▶ _TASK DIRECTIONS_
Each line in the entries below that holds the string "Very" is to be listed.

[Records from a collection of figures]
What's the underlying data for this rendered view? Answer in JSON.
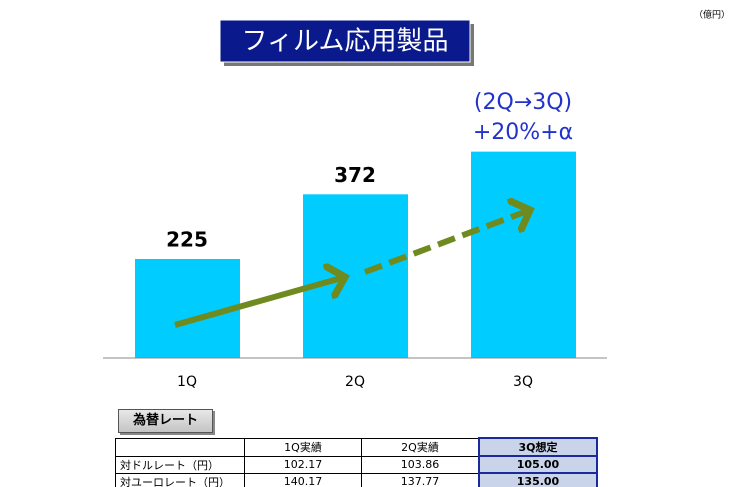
{
  "chart_data": {
    "type": "bar",
    "title": "フィルム応用製品",
    "unit": "（億円）",
    "categories": [
      "1Q",
      "2Q",
      "3Q"
    ],
    "values": [
      225,
      372,
      469
    ],
    "data_labels": [
      true,
      true,
      false
    ],
    "color": "#00ccff",
    "ylim": [
      0,
      500
    ],
    "annotations": [
      "(2Q→3Q)",
      "+20%+α"
    ]
  },
  "button": "為替レート",
  "table": {
    "header": [
      "",
      "1Q実績",
      "2Q実績",
      "3Q想定"
    ],
    "rows": [
      [
        "対ドルレート（円）",
        "102.17",
        "103.86",
        "105.00"
      ],
      [
        "対ユーロレート（円）",
        "140.17",
        "137.77",
        "135.00"
      ]
    ]
  }
}
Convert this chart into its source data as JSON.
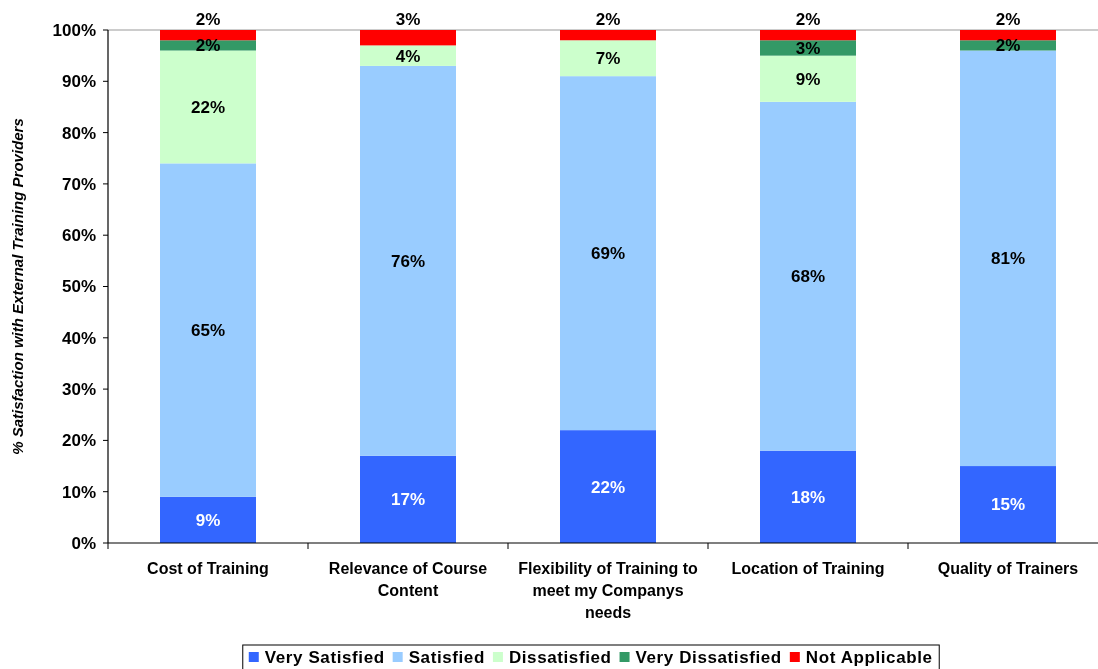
{
  "chart_data": {
    "type": "bar",
    "stacked": true,
    "categories": [
      "Cost of Training",
      "Relevance of Course Content",
      "Flexibility of Training to meet my Companys needs",
      "Location of Training",
      "Quality of Trainers"
    ],
    "series": [
      {
        "name": "Very Satisfied",
        "color": "#3366ff",
        "values": [
          9,
          17,
          22,
          18,
          15
        ],
        "value_labels": [
          "9%",
          "17%",
          "22%",
          "18%",
          "15%"
        ]
      },
      {
        "name": "Satisfied",
        "color": "#99ccff",
        "values": [
          65,
          76,
          69,
          68,
          81
        ],
        "value_labels": [
          "65%",
          "76%",
          "69%",
          "68%",
          "81%"
        ]
      },
      {
        "name": "Dissatisfied",
        "color": "#ccffcc",
        "values": [
          22,
          4,
          7,
          9,
          0
        ],
        "value_labels": [
          "22%",
          "4%",
          "7%",
          "9%",
          null
        ]
      },
      {
        "name": "Very Dissatisfied",
        "color": "#339966",
        "values": [
          2,
          0,
          0,
          3,
          2
        ],
        "value_labels": [
          "2%",
          null,
          null,
          "3%",
          "2%"
        ]
      },
      {
        "name": "Not Applicable",
        "color": "#ff0000",
        "values": [
          2,
          3,
          2,
          2,
          2
        ],
        "value_labels": [
          "2%",
          "3%",
          "2%",
          "2%",
          "2%"
        ]
      }
    ],
    "ylabel": "% Satisfaction with External Training Providers",
    "ylim": [
      0,
      100
    ],
    "yticks": [
      {
        "value": 0,
        "label": "0%"
      },
      {
        "value": 10,
        "label": "10%"
      },
      {
        "value": 20,
        "label": "20%"
      },
      {
        "value": 30,
        "label": "30%"
      },
      {
        "value": 40,
        "label": "40%"
      },
      {
        "value": 50,
        "label": "50%"
      },
      {
        "value": 60,
        "label": "60%"
      },
      {
        "value": 70,
        "label": "70%"
      },
      {
        "value": 80,
        "label": "80%"
      },
      {
        "value": 90,
        "label": "90%"
      },
      {
        "value": 100,
        "label": "100%"
      }
    ],
    "legend": "bottom"
  }
}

▶ _THE ANSWER_
        "name": "Very Satisfied",
        "name": "Very Dissatisfied",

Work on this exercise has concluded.